>> Start

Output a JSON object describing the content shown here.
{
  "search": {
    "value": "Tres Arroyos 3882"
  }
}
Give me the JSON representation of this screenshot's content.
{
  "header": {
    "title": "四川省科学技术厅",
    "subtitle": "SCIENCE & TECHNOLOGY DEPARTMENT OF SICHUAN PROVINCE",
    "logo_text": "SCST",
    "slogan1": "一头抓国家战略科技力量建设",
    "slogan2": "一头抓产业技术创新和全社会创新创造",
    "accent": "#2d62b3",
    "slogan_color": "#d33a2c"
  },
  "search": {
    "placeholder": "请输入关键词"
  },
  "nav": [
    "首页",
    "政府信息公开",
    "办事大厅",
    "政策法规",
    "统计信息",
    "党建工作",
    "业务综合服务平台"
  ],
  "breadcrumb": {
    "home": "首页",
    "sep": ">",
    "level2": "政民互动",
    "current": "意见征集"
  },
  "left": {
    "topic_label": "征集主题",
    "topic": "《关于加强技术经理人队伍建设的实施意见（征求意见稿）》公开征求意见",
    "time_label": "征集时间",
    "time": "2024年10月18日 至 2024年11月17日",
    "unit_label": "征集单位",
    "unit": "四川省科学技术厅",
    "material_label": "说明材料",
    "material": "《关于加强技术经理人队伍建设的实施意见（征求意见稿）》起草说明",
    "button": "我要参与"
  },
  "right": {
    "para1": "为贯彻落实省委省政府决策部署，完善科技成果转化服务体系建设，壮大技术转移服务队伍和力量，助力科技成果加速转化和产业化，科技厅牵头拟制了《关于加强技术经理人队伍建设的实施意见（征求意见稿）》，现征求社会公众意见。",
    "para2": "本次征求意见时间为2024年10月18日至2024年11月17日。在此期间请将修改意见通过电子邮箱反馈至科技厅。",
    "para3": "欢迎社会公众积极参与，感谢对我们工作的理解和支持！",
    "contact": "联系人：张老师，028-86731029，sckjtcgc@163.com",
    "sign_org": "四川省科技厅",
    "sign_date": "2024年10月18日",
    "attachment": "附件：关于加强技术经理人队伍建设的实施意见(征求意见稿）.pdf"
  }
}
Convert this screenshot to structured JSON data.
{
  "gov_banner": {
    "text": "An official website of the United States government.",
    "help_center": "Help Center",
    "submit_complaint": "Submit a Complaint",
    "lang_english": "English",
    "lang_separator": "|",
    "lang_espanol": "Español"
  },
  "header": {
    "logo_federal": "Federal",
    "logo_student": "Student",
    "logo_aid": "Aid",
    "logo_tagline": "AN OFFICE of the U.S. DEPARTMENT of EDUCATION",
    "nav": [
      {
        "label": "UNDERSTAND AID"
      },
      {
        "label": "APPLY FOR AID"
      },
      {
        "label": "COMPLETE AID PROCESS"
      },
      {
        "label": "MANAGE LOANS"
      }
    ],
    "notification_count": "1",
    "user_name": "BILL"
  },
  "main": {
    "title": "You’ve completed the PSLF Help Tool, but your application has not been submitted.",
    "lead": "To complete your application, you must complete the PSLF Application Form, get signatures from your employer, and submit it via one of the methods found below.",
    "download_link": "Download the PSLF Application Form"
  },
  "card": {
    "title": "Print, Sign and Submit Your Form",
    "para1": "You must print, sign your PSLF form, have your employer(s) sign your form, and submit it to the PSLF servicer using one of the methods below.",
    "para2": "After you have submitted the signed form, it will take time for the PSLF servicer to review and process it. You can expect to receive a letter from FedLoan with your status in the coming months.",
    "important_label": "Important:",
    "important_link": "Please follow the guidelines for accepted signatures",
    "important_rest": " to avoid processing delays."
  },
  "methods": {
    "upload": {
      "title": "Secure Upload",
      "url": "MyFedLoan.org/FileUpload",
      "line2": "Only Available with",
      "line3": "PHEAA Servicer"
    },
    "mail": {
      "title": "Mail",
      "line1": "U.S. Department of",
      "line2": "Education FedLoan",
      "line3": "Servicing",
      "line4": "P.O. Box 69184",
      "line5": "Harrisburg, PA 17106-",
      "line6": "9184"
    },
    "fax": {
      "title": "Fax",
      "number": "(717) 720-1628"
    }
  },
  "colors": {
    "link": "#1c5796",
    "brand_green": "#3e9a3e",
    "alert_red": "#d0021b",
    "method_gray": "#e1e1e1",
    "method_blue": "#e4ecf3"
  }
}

>> End

Written problem: Each line in the listing above that contains "with" should be copied.

Finished answer:
    "para2": "After you have submitted the signed form, it will take time for the PSLF servicer to review and process it. You can expect to receive a letter from FedLoan with your status in the coming months.",
      "line2": "Only Available with",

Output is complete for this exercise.